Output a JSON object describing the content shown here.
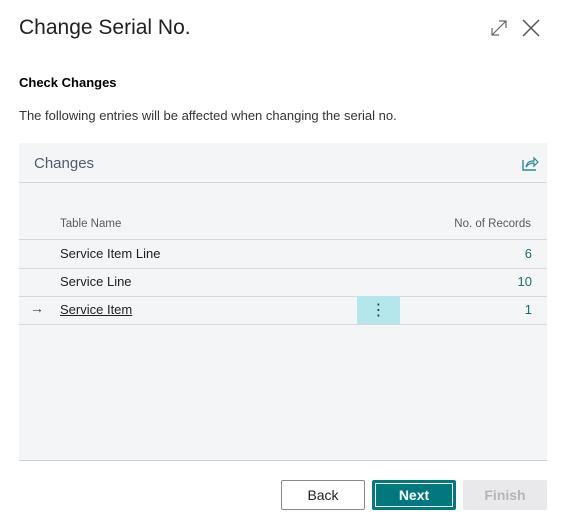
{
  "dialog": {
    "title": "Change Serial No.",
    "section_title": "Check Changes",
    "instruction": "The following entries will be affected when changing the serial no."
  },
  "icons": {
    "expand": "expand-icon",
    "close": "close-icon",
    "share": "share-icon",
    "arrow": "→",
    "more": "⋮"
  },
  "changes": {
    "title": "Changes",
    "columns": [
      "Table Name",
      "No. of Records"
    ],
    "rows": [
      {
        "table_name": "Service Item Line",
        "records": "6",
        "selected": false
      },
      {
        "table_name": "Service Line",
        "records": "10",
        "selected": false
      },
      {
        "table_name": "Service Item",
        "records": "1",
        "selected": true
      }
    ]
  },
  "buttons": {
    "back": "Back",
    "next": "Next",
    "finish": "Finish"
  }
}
····················
Task details :: Print out every entry above without changing a word, and leave out the pictures.

Exercise output ::
Output a JSON object describing the content shown here.
{
  "dialog": {
    "title": "Change Serial No.",
    "section_title": "Check Changes",
    "instruction": "The following entries will be affected when changing the serial no."
  },
  "icons": {
    "expand": "expand-icon",
    "close": "close-icon",
    "share": "share-icon",
    "arrow": "→",
    "more": "⋮"
  },
  "changes": {
    "title": "Changes",
    "columns": [
      "Table Name",
      "No. of Records"
    ],
    "rows": [
      {
        "table_name": "Service Item Line",
        "records": "6",
        "selected": false
      },
      {
        "table_name": "Service Line",
        "records": "10",
        "selected": false
      },
      {
        "table_name": "Service Item",
        "records": "1",
        "selected": true
      }
    ]
  },
  "buttons": {
    "back": "Back",
    "next": "Next",
    "finish": "Finish"
  }
}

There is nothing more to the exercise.